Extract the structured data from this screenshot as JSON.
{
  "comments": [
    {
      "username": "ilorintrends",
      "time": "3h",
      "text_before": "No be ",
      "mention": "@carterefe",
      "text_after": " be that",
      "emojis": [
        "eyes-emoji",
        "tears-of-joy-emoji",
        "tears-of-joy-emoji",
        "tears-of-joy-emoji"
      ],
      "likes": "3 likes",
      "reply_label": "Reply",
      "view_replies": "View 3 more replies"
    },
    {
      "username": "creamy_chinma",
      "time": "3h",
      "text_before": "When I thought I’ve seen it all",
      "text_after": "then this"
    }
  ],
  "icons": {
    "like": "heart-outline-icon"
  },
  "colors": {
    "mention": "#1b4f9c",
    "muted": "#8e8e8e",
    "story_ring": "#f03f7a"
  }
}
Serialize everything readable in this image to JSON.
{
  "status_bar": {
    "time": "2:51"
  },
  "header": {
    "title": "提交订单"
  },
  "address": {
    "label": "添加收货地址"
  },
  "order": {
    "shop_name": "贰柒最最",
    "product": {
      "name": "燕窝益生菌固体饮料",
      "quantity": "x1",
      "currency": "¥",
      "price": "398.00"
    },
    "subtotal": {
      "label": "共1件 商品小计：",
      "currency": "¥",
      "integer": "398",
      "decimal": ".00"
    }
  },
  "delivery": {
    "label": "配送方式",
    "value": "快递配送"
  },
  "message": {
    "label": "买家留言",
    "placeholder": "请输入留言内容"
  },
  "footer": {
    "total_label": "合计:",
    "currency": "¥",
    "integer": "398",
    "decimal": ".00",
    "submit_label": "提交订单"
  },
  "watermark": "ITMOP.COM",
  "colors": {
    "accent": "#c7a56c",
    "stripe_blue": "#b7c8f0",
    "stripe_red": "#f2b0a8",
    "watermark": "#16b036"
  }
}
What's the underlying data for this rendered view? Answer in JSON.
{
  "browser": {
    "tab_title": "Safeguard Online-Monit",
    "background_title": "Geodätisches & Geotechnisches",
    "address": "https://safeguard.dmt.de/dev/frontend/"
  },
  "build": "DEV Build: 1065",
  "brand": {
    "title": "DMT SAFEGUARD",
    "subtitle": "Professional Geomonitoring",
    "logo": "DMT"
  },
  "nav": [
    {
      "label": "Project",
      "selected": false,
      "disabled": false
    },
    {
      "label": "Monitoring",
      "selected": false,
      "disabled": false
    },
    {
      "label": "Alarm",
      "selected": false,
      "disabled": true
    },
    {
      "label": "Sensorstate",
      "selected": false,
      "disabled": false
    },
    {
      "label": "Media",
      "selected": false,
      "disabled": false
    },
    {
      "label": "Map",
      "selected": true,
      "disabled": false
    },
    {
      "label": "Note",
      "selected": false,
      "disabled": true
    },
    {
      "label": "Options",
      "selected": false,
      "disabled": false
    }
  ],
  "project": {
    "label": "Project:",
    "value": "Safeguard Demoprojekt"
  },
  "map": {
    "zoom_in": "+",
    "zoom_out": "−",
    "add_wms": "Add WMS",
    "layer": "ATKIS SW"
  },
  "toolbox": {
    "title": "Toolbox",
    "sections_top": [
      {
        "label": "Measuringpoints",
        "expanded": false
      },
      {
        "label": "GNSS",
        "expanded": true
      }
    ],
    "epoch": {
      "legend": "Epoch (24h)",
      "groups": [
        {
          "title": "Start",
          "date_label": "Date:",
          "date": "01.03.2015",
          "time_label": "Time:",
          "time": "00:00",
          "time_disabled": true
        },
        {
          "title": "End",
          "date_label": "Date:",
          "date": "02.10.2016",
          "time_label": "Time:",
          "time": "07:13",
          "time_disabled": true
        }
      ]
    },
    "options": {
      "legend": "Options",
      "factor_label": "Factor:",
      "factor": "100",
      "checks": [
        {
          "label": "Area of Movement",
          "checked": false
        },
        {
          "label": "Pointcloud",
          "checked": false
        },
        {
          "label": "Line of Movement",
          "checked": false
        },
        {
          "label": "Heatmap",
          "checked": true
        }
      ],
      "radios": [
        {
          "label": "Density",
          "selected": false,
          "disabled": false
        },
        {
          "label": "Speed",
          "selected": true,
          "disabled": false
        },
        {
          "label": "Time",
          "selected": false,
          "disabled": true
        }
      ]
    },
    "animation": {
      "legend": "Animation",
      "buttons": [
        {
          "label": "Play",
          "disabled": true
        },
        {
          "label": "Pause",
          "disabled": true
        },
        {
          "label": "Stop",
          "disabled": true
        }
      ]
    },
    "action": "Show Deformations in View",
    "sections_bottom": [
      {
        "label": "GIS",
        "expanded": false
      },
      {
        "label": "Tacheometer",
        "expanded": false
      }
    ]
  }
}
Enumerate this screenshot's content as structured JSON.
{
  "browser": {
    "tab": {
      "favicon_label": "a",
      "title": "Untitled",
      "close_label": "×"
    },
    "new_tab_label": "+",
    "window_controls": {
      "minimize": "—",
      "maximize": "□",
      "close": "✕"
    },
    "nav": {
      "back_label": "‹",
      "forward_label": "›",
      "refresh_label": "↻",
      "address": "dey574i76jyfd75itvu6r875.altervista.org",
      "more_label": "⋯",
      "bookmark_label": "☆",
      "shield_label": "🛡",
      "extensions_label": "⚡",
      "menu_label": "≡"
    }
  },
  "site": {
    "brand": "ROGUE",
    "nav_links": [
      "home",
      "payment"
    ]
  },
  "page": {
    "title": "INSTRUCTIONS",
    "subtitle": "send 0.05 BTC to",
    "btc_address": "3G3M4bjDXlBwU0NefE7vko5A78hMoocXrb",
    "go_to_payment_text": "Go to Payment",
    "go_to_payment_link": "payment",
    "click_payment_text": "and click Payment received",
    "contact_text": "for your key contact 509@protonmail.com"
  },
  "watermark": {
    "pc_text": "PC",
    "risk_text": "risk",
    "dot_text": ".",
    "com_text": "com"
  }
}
== == ==
▶ **WHAT YOU NEED TO DO**:
Pull out each line of the records holding the string "data".

▶ **WRITTEN RESPONSE**:
Extract the structured data from this screenshot as JSON.
What's the underlying data for this rendered view? Answer in JSON.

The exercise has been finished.